(Written exercise): Answer with nothing except the number of lines that contain the word "Configure".
--
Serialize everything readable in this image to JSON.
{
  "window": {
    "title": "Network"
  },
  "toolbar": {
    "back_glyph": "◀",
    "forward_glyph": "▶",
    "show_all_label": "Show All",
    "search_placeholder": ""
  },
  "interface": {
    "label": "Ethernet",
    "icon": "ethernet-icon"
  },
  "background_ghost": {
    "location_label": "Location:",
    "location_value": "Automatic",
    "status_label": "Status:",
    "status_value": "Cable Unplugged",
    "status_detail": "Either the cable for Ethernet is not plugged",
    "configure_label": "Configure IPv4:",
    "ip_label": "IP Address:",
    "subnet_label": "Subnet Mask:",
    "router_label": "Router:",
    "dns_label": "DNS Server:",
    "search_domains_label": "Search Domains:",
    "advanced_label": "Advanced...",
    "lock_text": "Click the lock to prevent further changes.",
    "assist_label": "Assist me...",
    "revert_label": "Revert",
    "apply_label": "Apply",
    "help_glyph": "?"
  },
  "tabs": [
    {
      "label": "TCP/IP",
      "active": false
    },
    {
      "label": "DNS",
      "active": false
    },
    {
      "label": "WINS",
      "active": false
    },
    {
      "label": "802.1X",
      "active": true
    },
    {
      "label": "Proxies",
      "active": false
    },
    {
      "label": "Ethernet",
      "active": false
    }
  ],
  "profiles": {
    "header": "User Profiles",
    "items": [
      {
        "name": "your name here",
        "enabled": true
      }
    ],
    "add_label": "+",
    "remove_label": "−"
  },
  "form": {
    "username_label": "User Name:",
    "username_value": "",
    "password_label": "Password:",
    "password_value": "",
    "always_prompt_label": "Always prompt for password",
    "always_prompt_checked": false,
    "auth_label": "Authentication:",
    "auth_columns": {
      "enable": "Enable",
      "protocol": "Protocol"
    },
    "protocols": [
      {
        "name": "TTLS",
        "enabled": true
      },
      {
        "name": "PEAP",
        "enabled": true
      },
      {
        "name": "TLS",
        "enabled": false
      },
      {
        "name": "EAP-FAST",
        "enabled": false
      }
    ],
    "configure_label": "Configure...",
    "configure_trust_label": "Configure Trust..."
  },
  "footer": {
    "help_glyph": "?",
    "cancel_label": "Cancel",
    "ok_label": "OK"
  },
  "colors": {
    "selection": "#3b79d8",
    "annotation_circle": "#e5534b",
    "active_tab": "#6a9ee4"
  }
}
--
(Solution to the problem): 3